EXERCISE DETAILS: Leave the pictures out and copy exactly the lines from the line containing "Parse this chart and return its data as JSON." to the line containing "Read all visible content and emit it as JSON.", both lines included.

LISTED ENTRIES:
## begin
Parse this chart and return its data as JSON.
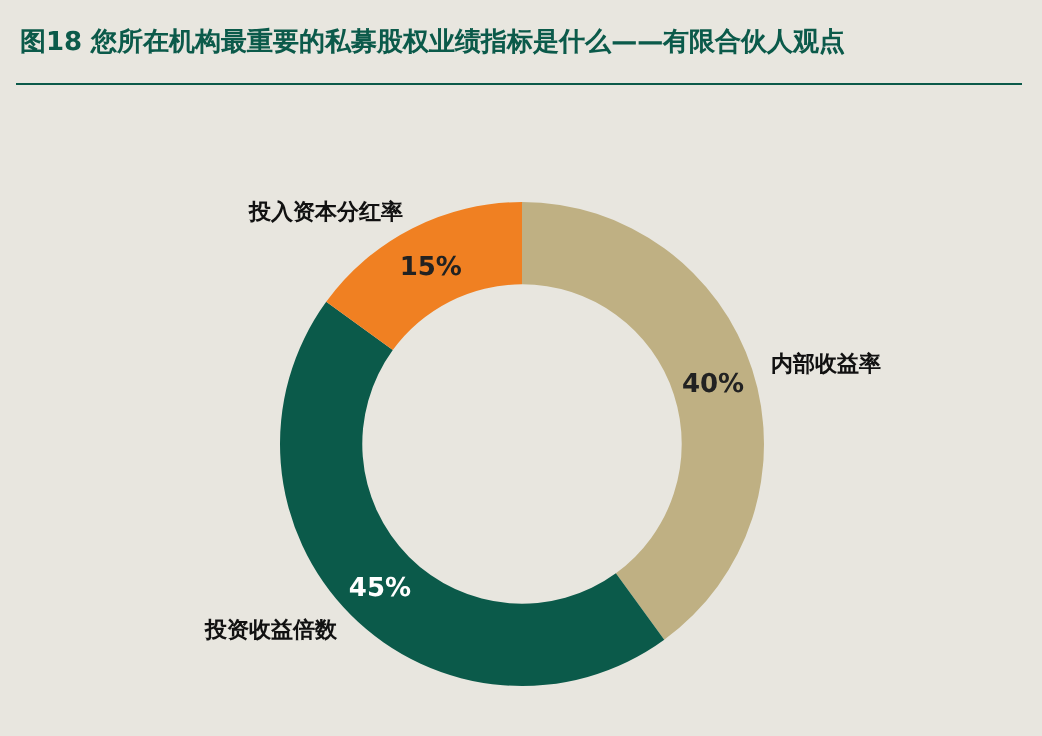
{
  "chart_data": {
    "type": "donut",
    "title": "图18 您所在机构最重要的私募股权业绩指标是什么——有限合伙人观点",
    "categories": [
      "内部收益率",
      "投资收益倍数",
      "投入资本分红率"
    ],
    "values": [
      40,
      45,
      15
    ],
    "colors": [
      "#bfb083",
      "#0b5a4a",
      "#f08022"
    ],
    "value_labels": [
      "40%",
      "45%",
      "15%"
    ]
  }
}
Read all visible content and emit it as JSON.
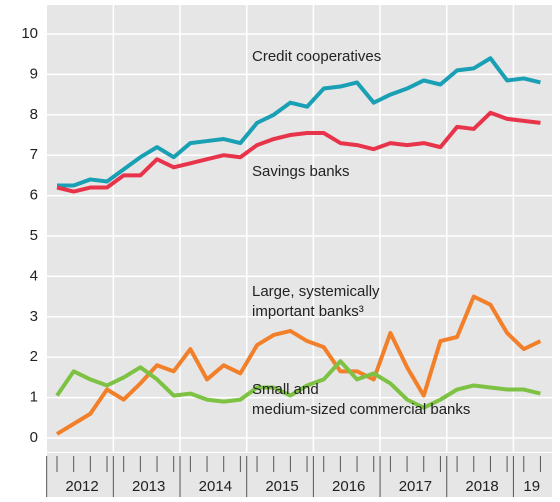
## end
## begin
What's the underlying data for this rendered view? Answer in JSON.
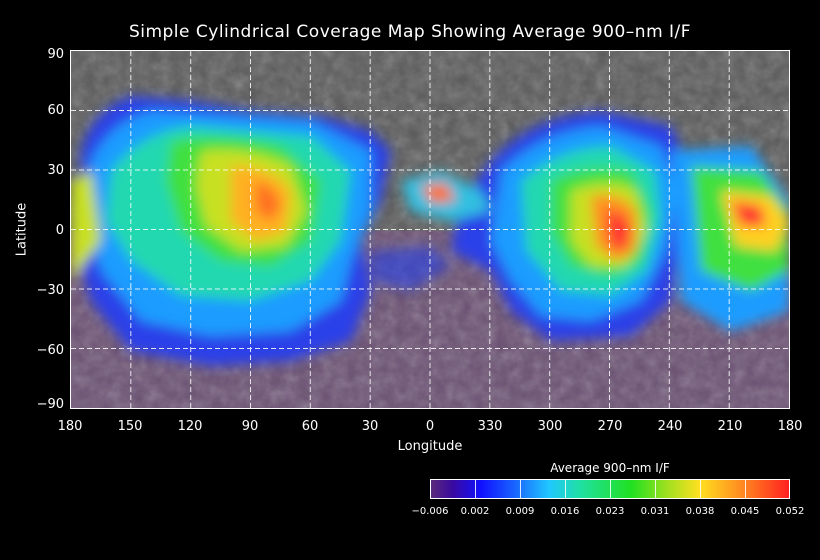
## end
SOLVED EXERCISE:
Parse this chart and return its data as JSON.
{
  "chart_data": {
    "type": "donut",
    "title": "图18 您所在机构最重要的私募股权业绩指标是什么——有限合伙人观点",
    "categories": [
      "内部收益率",
      "投资收益倍数",
      "投入资本分红率"
    ],
    "values": [
      40,
      45,
      15
    ],
    "colors": [
      "#bfb083",
      "#0b5a4a",
      "#f08022"
    ],
    "value_labels": [
      "40%",
      "45%",
      "15%"
    ]
  }
}
Read all visible content and emit it as JSON.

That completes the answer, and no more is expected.